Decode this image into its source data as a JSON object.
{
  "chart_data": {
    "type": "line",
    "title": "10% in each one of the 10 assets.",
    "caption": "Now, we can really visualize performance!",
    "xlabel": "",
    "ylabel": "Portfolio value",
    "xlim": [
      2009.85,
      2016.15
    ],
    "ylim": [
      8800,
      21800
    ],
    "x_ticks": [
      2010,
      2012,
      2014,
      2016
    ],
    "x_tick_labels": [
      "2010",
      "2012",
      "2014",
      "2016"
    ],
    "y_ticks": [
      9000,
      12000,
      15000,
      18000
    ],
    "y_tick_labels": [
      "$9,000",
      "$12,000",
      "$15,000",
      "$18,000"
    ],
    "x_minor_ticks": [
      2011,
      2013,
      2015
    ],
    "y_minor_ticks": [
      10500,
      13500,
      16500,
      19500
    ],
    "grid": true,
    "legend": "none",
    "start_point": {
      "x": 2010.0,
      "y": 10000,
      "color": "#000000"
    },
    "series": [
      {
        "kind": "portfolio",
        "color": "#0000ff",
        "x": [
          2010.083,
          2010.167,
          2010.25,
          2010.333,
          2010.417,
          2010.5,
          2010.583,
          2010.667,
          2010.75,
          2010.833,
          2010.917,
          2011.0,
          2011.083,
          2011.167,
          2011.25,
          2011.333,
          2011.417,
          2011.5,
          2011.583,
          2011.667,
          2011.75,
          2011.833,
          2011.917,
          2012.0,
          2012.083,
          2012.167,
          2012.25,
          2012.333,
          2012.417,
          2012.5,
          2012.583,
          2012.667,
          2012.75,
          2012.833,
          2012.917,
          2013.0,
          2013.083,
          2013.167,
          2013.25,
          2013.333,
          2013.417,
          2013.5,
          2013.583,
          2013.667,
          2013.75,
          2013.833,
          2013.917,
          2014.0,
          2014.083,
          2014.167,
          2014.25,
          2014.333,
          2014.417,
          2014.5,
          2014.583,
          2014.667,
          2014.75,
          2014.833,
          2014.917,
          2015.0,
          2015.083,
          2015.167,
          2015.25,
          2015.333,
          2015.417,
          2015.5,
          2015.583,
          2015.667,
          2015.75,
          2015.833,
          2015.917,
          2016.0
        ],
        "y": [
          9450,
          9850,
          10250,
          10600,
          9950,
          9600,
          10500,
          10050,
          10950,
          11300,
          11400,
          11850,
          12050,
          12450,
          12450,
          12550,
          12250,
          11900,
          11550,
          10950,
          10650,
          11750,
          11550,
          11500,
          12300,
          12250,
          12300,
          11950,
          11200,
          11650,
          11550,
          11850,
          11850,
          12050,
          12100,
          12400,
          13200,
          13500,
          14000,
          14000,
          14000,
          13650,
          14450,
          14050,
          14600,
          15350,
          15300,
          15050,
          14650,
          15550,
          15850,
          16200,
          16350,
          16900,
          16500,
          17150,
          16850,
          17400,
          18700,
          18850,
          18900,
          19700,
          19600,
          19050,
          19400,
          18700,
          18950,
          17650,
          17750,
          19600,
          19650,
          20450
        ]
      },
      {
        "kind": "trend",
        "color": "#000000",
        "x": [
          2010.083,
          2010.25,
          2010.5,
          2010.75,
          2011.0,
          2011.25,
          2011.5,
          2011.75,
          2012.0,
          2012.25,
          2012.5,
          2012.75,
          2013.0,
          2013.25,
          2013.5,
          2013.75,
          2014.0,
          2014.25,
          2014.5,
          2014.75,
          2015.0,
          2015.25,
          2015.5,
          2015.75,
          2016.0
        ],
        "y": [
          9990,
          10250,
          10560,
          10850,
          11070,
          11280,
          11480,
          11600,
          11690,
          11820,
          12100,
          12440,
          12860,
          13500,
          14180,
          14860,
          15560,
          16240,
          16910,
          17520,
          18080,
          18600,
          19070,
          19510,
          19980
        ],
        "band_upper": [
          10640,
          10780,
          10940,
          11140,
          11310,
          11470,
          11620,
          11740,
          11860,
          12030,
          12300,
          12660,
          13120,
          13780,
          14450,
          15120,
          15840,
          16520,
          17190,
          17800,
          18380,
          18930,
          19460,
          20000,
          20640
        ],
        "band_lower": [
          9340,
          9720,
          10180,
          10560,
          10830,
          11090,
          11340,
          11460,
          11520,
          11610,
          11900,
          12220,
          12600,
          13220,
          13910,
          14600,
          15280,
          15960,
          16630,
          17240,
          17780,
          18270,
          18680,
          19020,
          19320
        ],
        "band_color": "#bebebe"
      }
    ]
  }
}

_SHORT EXERCISE_
Print every entry exactly as it appears.

_RESPONSE TO THIS EXERCISE_
Decode this image into its source data as a JSON object.
{
  "chart_data": {
    "type": "line",
    "title": "10% in each one of the 10 assets.",
    "caption": "Now, we can really visualize performance!",
    "xlabel": "",
    "ylabel": "Portfolio value",
    "xlim": [
      2009.85,
      2016.15
    ],
    "ylim": [
      8800,
      21800
    ],
    "x_ticks": [
      2010,
      2012,
      2014,
      2016
    ],
    "x_tick_labels": [
      "2010",
      "2012",
      "2014",
      "2016"
    ],
    "y_ticks": [
      9000,
      12000,
      15000,
      18000
    ],
    "y_tick_labels": [
      "$9,000",
      "$12,000",
      "$15,000",
      "$18,000"
    ],
    "x_minor_ticks": [
      2011,
      2013,
      2015
    ],
    "y_minor_ticks": [
      10500,
      13500,
      16500,
      19500
    ],
    "grid": true,
    "legend": "none",
    "start_point": {
      "x": 2010.0,
      "y": 10000,
      "color": "#000000"
    },
    "series": [
      {
        "kind": "portfolio",
        "color": "#0000ff",
        "x": [
          2010.083,
          2010.167,
          2010.25,
          2010.333,
          2010.417,
          2010.5,
          2010.583,
          2010.667,
          2010.75,
          2010.833,
          2010.917,
          2011.0,
          2011.083,
          2011.167,
          2011.25,
          2011.333,
          2011.417,
          2011.5,
          2011.583,
          2011.667,
          2011.75,
          2011.833,
          2011.917,
          2012.0,
          2012.083,
          2012.167,
          2012.25,
          2012.333,
          2012.417,
          2012.5,
          2012.583,
          2012.667,
          2012.75,
          2012.833,
          2012.917,
          2013.0,
          2013.083,
          2013.167,
          2013.25,
          2013.333,
          2013.417,
          2013.5,
          2013.583,
          2013.667,
          2013.75,
          2013.833,
          2013.917,
          2014.0,
          2014.083,
          2014.167,
          2014.25,
          2014.333,
          2014.417,
          2014.5,
          2014.583,
          2014.667,
          2014.75,
          2014.833,
          2014.917,
          2015.0,
          2015.083,
          2015.167,
          2015.25,
          2015.333,
          2015.417,
          2015.5,
          2015.583,
          2015.667,
          2015.75,
          2015.833,
          2015.917,
          2016.0
        ],
        "y": [
          9450,
          9850,
          10250,
          10600,
          9950,
          9600,
          10500,
          10050,
          10950,
          11300,
          11400,
          11850,
          12050,
          12450,
          12450,
          12550,
          12250,
          11900,
          11550,
          10950,
          10650,
          11750,
          11550,
          11500,
          12300,
          12250,
          12300,
          11950,
          11200,
          11650,
          11550,
          11850,
          11850,
          12050,
          12100,
          12400,
          13200,
          13500,
          14000,
          14000,
          14000,
          13650,
          14450,
          14050,
          14600,
          15350,
          15300,
          15050,
          14650,
          15550,
          15850,
          16200,
          16350,
          16900,
          16500,
          17150,
          16850,
          17400,
          18700,
          18850,
          18900,
          19700,
          19600,
          19050,
          19400,
          18700,
          18950,
          17650,
          17750,
          19600,
          19650,
          20450
        ]
      },
      {
        "kind": "trend",
        "color": "#000000",
        "x": [
          2010.083,
          2010.25,
          2010.5,
          2010.75,
          2011.0,
          2011.25,
          2011.5,
          2011.75,
          2012.0,
          2012.25,
          2012.5,
          2012.75,
          2013.0,
          2013.25,
          2013.5,
          2013.75,
          2014.0,
          2014.25,
          2014.5,
          2014.75,
          2015.0,
          2015.25,
          2015.5,
          2015.75,
          2016.0
        ],
        "y": [
          9990,
          10250,
          10560,
          10850,
          11070,
          11280,
          11480,
          11600,
          11690,
          11820,
          12100,
          12440,
          12860,
          13500,
          14180,
          14860,
          15560,
          16240,
          16910,
          17520,
          18080,
          18600,
          19070,
          19510,
          19980
        ],
        "band_upper": [
          10640,
          10780,
          10940,
          11140,
          11310,
          11470,
          11620,
          11740,
          11860,
          12030,
          12300,
          12660,
          13120,
          13780,
          14450,
          15120,
          15840,
          16520,
          17190,
          17800,
          18380,
          18930,
          19460,
          20000,
          20640
        ],
        "band_lower": [
          9340,
          9720,
          10180,
          10560,
          10830,
          11090,
          11340,
          11460,
          11520,
          11610,
          11900,
          12220,
          12600,
          13220,
          13910,
          14600,
          15280,
          15960,
          16630,
          17240,
          17780,
          18270,
          18680,
          19020,
          19320
        ],
        "band_color": "#bebebe"
      }
    ]
  }
}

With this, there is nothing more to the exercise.